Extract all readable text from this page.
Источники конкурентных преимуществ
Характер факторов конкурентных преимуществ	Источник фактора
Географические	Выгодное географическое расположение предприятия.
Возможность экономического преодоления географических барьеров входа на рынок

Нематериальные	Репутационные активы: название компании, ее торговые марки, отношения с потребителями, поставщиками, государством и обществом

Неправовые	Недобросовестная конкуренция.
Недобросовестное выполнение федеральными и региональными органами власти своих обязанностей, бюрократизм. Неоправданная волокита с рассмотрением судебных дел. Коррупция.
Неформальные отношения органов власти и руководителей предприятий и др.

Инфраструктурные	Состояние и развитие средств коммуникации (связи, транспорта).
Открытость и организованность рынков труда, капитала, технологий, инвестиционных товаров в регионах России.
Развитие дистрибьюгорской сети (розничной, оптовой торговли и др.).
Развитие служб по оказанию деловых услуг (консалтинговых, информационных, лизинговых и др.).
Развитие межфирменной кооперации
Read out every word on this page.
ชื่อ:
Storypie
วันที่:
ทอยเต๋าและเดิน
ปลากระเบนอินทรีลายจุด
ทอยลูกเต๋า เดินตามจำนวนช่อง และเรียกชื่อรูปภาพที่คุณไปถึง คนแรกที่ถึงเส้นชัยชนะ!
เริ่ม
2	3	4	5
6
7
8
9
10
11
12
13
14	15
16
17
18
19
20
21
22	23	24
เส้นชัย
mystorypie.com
◆ ◆ ◆ ◆
### Problem description
What do the records say? Quote them all exactly.

### Result of the task
Extract all readable text from this page.
Источники конкурентных преимуществ
Характер факторов конкурентных преимуществ	Источник фактора
Географические	Выгодное географическое расположение предприятия.
Возможность экономического преодоления географических барьеров входа на рынок

Нематериальные	Репутационные активы: название компании, ее торговые марки, отношения с потребителями, поставщиками, государством и обществом

Неправовые	Недобросовестная конкуренция.
Недобросовестное выполнение федеральными и региональными органами власти своих обязанностей, бюрократизм. Неоправданная волокита с рассмотрением судебных дел. Коррупция.
Неформальные отношения органов власти и руководителей предприятий и др.

Инфраструктурные	Состояние и развитие средств коммуникации (связи, транспорта).
Открытость и организованность рынков труда, капитала, технологий, инвестиционных товаров в регионах России.
Развитие дистрибьюгорской сети (розничной, оптовой торговли и др.).
Развитие служб по оказанию деловых услуг (консалтинговых, информационных, лизинговых и др.).
Развитие межфирменной кооперации
Read out every word on this page.
ชื่อ:
Storypie
วันที่:
ทอยเต๋าและเดิน
ปลากระเบนอินทรีลายจุด
ทอยลูกเต๋า เดินตามจำนวนช่อง และเรียกชื่อรูปภาพที่คุณไปถึง คนแรกที่ถึงเส้นชัยชนะ!
เริ่ม
2	3	4	5
6
7
8
9
10
11
12
13
14	15
16
17
18
19
20
21
22	23	24
เส้นชัย
mystorypie.com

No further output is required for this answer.